───── Extracted data

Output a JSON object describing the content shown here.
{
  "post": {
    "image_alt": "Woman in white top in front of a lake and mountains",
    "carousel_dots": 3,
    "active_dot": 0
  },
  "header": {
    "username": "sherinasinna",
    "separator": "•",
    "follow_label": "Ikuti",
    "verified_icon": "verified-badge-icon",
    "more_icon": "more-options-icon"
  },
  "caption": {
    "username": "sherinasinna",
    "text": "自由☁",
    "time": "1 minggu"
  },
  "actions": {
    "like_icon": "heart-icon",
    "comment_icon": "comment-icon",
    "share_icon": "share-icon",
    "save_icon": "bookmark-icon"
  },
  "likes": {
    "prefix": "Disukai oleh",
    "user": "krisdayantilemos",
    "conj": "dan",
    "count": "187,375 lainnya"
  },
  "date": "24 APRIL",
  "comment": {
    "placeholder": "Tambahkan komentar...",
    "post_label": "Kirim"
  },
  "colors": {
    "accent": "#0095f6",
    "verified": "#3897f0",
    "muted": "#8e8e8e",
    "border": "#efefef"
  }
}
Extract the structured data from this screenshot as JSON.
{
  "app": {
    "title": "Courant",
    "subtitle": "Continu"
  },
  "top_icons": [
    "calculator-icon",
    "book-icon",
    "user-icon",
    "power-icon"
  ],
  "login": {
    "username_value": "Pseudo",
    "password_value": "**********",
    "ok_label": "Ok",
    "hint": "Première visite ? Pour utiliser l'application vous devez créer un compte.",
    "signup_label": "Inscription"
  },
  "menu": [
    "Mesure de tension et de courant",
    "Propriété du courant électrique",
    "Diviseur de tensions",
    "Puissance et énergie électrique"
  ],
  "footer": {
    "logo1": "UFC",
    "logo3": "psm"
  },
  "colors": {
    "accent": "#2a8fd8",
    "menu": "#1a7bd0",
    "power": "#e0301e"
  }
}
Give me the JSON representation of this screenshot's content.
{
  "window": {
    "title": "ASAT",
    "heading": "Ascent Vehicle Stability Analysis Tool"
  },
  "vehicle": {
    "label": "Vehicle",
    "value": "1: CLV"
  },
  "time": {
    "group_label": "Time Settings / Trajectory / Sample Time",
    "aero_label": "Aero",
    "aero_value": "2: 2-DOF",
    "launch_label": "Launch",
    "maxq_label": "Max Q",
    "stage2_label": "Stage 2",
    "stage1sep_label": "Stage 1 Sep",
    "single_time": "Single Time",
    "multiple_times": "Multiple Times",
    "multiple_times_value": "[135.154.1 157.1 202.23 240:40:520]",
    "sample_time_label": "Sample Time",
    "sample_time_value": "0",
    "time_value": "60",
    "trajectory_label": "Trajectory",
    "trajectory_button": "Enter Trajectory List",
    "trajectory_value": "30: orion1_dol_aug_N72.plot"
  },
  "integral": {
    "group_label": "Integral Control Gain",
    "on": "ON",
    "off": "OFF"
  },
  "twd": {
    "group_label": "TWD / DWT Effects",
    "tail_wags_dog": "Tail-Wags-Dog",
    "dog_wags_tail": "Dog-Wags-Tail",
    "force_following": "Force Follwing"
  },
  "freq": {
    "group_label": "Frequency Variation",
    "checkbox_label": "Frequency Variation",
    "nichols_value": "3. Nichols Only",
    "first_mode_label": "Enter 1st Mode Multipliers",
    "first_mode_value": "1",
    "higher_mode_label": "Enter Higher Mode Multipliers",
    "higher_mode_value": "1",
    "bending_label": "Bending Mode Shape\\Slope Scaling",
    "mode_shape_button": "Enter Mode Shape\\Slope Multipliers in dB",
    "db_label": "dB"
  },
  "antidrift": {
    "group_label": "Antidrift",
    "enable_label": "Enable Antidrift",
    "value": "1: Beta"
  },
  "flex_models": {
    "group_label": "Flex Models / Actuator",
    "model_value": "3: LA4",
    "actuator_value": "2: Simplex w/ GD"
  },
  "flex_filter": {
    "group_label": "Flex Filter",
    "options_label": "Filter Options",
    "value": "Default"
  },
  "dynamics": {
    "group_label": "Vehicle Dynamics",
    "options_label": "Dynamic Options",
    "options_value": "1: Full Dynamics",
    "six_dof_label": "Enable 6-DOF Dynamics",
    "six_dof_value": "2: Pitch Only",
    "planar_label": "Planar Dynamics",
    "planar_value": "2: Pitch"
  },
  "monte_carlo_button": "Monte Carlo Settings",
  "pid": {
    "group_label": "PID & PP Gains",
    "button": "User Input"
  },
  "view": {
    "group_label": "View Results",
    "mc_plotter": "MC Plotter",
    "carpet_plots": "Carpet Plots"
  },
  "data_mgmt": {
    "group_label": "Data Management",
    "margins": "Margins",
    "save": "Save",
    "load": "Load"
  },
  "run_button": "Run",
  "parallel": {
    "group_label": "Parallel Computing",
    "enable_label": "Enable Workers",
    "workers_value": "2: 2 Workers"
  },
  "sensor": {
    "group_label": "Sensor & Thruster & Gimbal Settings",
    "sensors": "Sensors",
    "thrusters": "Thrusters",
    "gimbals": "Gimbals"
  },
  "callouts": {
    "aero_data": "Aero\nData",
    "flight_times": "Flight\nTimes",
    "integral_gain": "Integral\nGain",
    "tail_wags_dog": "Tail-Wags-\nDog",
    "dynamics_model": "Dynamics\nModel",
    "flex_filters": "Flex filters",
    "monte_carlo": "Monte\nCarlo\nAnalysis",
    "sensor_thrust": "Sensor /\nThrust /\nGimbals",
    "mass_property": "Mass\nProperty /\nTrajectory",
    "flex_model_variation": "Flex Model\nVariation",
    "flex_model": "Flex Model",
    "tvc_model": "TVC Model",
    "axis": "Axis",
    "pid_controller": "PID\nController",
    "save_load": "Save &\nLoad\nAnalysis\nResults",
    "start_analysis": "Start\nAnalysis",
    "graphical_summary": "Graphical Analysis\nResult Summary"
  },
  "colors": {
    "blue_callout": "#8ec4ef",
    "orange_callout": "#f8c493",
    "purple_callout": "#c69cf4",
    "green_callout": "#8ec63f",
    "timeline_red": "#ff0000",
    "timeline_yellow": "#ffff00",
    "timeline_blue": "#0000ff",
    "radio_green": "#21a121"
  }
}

──────────

**Problem statement:** All of the data needs to be reproduced exactly, with no line missing.

**Response for this exercise:**
Output a JSON object describing the content shown here.
{
  "post": {
    "image_alt": "Woman in white top in front of a lake and mountains",
    "carousel_dots": 3,
    "active_dot": 0
  },
  "header": {
    "username": "sherinasinna",
    "separator": "•",
    "follow_label": "Ikuti",
    "verified_icon": "verified-badge-icon",
    "more_icon": "more-options-icon"
  },
  "caption": {
    "username": "sherinasinna",
    "text": "自由☁",
    "time": "1 minggu"
  },
  "actions": {
    "like_icon": "heart-icon",
    "comment_icon": "comment-icon",
    "share_icon": "share-icon",
    "save_icon": "bookmark-icon"
  },
  "likes": {
    "prefix": "Disukai oleh",
    "user": "krisdayantilemos",
    "conj": "dan",
    "count": "187,375 lainnya"
  },
  "date": "24 APRIL",
  "comment": {
    "placeholder": "Tambahkan komentar...",
    "post_label": "Kirim"
  },
  "colors": {
    "accent": "#0095f6",
    "verified": "#3897f0",
    "muted": "#8e8e8e",
    "border": "#efefef"
  }
}
Extract the structured data from this screenshot as JSON.
{
  "app": {
    "title": "Courant",
    "subtitle": "Continu"
  },
  "top_icons": [
    "calculator-icon",
    "book-icon",
    "user-icon",
    "power-icon"
  ],
  "login": {
    "username_value": "Pseudo",
    "password_value": "**********",
    "ok_label": "Ok",
    "hint": "Première visite ? Pour utiliser l'application vous devez créer un compte.",
    "signup_label": "Inscription"
  },
  "menu": [
    "Mesure de tension et de courant",
    "Propriété du courant électrique",
    "Diviseur de tensions",
    "Puissance et énergie électrique"
  ],
  "footer": {
    "logo1": "UFC",
    "logo3": "psm"
  },
  "colors": {
    "accent": "#2a8fd8",
    "menu": "#1a7bd0",
    "power": "#e0301e"
  }
}
Give me the JSON representation of this screenshot's content.
{
  "window": {
    "title": "ASAT",
    "heading": "Ascent Vehicle Stability Analysis Tool"
  },
  "vehicle": {
    "label": "Vehicle",
    "value": "1: CLV"
  },
  "time": {
    "group_label": "Time Settings / Trajectory / Sample Time",
    "aero_label": "Aero",
    "aero_value": "2: 2-DOF",
    "launch_label": "Launch",
    "maxq_label": "Max Q",
    "stage2_label": "Stage 2",
    "stage1sep_label": "Stage 1 Sep",
    "single_time": "Single Time",
    "multiple_times": "Multiple Times",
    "multiple_times_value": "[135.154.1 157.1 202.23 240:40:520]",
    "sample_time_label": "Sample Time",
    "sample_time_value": "0",
    "time_value": "60",
    "trajectory_label": "Trajectory",
    "trajectory_button": "Enter Trajectory List",
    "trajectory_value": "30: orion1_dol_aug_N72.plot"
  },
  "integral": {
    "group_label": "Integral Control Gain",
    "on": "ON",
    "off": "OFF"
  },
  "twd": {
    "group_label": "TWD / DWT Effects",
    "tail_wags_dog": "Tail-Wags-Dog",
    "dog_wags_tail": "Dog-Wags-Tail",
    "force_following": "Force Follwing"
  },
  "freq": {
    "group_label": "Frequency Variation",
    "checkbox_label": "Frequency Variation",
    "nichols_value": "3. Nichols Only",
    "first_mode_label": "Enter 1st Mode Multipliers",
    "first_mode_value": "1",
    "higher_mode_label": "Enter Higher Mode Multipliers",
    "higher_mode_value": "1",
    "bending_label": "Bending Mode Shape\\Slope Scaling",
    "mode_shape_button": "Enter Mode Shape\\Slope Multipliers in dB",
    "db_label": "dB"
  },
  "antidrift": {
    "group_label": "Antidrift",
    "enable_label": "Enable Antidrift",
    "value": "1: Beta"
  },
  "flex_models": {
    "group_label": "Flex Models / Actuator",
    "model_value": "3: LA4",
    "actuator_value": "2: Simplex w/ GD"
  },
  "flex_filter": {
    "group_label": "Flex Filter",
    "options_label": "Filter Options",
    "value": "Default"
  },
  "dynamics": {
    "group_label": "Vehicle Dynamics",
    "options_label": "Dynamic Options",
    "options_value": "1: Full Dynamics",
    "six_dof_label": "Enable 6-DOF Dynamics",
    "six_dof_value": "2: Pitch Only",
    "planar_label": "Planar Dynamics",
    "planar_value": "2: Pitch"
  },
  "monte_carlo_button": "Monte Carlo Settings",
  "pid": {
    "group_label": "PID & PP Gains",
    "button": "User Input"
  },
  "view": {
    "group_label": "View Results",
    "mc_plotter": "MC Plotter",
    "carpet_plots": "Carpet Plots"
  },
  "data_mgmt": {
    "group_label": "Data Management",
    "margins": "Margins",
    "save": "Save",
    "load": "Load"
  },
  "run_button": "Run",
  "parallel": {
    "group_label": "Parallel Computing",
    "enable_label": "Enable Workers",
    "workers_value": "2: 2 Workers"
  },
  "sensor": {
    "group_label": "Sensor & Thruster & Gimbal Settings",
    "sensors": "Sensors",
    "thrusters": "Thrusters",
    "gimbals": "Gimbals"
  },
  "callouts": {
    "aero_data": "Aero\nData",
    "flight_times": "Flight\nTimes",
    "integral_gain": "Integral\nGain",
    "tail_wags_dog": "Tail-Wags-\nDog",
    "dynamics_model": "Dynamics\nModel",
    "flex_filters": "Flex filters",
    "monte_carlo": "Monte\nCarlo\nAnalysis",
    "sensor_thrust": "Sensor /\nThrust /\nGimbals",
    "mass_property": "Mass\nProperty /\nTrajectory",
    "flex_model_variation": "Flex Model\nVariation",
    "flex_model": "Flex Model",
    "tvc_model": "TVC Model",
    "axis": "Axis",
    "pid_controller": "PID\nController",
    "save_load": "Save &\nLoad\nAnalysis\nResults",
    "start_analysis": "Start\nAnalysis",
    "graphical_summary": "Graphical Analysis\nResult Summary"
  },
  "colors": {
    "blue_callout": "#8ec4ef",
    "orange_callout": "#f8c493",
    "purple_callout": "#c69cf4",
    "green_callout": "#8ec63f",
    "timeline_red": "#ff0000",
    "timeline_yellow": "#ffff00",
    "timeline_blue": "#0000ff",
    "radio_green": "#21a121"
  }
}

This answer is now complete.